● What is needed
Present the rows from the start through the line containing "chart-title: TERMINAL SENSOR" as a Markdown table with two columns, No. and Text, giving each line's number and the line itself and omitting any blank lines.

(Boxed element rows)
★ ★ ★ ★ ★

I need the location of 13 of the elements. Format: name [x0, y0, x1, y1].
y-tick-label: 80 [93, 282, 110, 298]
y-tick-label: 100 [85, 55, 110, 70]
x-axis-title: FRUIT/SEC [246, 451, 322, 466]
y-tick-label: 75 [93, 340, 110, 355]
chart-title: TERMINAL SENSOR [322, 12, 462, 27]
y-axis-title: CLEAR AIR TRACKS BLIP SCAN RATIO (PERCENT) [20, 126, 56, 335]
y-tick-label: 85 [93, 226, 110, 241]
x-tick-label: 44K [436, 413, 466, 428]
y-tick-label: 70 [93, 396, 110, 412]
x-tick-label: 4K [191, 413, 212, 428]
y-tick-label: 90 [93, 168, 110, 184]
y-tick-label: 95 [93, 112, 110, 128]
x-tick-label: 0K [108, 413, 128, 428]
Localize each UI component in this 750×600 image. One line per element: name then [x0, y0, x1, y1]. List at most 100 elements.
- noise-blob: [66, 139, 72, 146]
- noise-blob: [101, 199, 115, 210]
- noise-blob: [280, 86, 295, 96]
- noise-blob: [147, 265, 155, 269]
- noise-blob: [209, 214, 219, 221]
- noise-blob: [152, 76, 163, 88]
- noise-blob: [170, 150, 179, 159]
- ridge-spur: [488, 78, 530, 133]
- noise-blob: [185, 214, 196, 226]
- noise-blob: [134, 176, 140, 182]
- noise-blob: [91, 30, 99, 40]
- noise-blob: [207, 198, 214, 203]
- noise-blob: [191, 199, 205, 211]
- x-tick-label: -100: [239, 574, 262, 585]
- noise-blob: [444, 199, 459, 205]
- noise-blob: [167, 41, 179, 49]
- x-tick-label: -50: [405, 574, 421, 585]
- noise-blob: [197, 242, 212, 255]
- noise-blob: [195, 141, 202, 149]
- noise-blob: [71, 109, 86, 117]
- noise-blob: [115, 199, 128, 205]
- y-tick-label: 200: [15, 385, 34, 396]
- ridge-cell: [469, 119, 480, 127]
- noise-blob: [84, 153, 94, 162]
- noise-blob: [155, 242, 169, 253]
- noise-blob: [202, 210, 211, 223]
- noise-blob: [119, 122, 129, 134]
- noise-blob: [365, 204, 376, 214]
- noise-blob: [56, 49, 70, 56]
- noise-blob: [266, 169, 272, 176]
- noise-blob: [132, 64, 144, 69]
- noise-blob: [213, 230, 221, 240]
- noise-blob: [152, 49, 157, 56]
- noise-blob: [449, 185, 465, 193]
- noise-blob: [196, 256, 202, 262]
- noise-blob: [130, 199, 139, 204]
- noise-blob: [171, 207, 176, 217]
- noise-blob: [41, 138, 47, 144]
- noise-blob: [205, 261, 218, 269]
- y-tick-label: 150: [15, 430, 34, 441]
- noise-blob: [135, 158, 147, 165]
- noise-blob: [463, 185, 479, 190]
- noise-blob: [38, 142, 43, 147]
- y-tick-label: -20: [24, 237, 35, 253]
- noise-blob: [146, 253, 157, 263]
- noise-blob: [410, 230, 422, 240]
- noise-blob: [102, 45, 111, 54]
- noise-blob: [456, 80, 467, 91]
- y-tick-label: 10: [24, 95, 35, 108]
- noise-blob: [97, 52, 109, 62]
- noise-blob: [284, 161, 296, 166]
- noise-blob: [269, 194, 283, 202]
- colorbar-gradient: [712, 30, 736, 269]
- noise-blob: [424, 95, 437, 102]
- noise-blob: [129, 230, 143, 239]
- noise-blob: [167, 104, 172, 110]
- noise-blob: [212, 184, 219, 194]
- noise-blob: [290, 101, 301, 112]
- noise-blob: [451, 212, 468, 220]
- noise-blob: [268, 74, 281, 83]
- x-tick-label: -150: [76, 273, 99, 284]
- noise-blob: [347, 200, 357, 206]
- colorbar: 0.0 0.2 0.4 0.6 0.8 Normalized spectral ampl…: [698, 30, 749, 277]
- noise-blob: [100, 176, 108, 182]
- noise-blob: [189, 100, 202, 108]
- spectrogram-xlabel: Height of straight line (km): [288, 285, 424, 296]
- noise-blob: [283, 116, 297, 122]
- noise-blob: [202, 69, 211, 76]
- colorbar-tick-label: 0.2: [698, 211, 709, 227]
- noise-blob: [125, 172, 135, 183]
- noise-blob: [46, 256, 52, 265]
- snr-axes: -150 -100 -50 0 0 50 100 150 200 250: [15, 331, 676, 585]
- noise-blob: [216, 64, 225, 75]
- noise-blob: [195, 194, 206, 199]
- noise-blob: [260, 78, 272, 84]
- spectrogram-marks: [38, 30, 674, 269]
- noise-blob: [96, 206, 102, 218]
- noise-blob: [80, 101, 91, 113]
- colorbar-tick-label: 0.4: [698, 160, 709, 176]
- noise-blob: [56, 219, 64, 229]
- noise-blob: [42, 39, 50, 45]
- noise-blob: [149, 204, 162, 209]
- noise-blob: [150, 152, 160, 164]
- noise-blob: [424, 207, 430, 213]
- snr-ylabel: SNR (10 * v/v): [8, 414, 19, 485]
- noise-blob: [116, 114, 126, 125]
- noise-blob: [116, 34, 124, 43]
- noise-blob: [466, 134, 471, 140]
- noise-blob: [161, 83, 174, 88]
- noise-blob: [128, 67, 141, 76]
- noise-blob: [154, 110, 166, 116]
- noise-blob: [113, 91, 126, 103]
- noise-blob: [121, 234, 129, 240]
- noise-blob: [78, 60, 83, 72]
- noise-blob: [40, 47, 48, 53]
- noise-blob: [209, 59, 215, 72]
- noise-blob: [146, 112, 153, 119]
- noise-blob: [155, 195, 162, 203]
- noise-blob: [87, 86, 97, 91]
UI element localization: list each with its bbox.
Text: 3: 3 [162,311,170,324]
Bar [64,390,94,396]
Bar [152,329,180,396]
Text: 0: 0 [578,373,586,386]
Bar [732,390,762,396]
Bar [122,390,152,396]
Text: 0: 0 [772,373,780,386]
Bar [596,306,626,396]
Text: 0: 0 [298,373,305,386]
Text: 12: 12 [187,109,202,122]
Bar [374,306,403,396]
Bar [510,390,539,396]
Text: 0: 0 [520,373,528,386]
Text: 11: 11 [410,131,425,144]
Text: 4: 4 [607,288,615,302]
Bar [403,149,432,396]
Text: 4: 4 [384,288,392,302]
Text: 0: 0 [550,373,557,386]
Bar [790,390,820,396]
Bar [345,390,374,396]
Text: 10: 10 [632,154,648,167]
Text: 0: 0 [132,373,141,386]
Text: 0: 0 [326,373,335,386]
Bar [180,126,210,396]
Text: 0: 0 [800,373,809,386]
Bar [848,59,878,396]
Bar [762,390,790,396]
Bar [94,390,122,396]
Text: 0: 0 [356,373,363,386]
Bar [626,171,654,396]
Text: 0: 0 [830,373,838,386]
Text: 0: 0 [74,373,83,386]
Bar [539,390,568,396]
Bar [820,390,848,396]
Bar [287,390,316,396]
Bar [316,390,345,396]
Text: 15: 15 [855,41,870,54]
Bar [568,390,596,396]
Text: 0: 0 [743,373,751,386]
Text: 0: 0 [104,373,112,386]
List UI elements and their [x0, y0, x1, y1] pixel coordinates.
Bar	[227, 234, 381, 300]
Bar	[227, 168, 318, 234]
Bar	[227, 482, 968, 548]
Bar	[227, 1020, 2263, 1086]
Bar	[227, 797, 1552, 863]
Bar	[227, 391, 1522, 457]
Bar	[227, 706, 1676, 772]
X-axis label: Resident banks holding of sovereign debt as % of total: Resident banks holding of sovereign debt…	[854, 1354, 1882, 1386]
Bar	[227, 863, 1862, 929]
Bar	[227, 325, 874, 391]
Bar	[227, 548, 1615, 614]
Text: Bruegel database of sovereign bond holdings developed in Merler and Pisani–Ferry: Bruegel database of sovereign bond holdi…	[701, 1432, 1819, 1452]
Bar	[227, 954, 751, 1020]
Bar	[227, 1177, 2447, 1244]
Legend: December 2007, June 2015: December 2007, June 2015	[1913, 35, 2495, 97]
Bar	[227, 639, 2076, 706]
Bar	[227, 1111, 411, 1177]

★ ★ ★ ★ ★

● Correct output
| No. | Text |
|---|---|
| 1 | I need the location of 13 of the elements. Format: name [x0, y0, x1, y1]. |
| 2 | y-tick-label: 80 [93, 282, 110, 298] |
| 3 | y-tick-label: 100 [85, 55, 110, 70] |
| 4 | x-axis-title: FRUIT/SEC [246, 451, 322, 466] |
| 5 | y-tick-label: 75 [93, 340, 110, 355] |
| 6 | chart-title: TERMINAL SENSOR [322, 12, 462, 27] |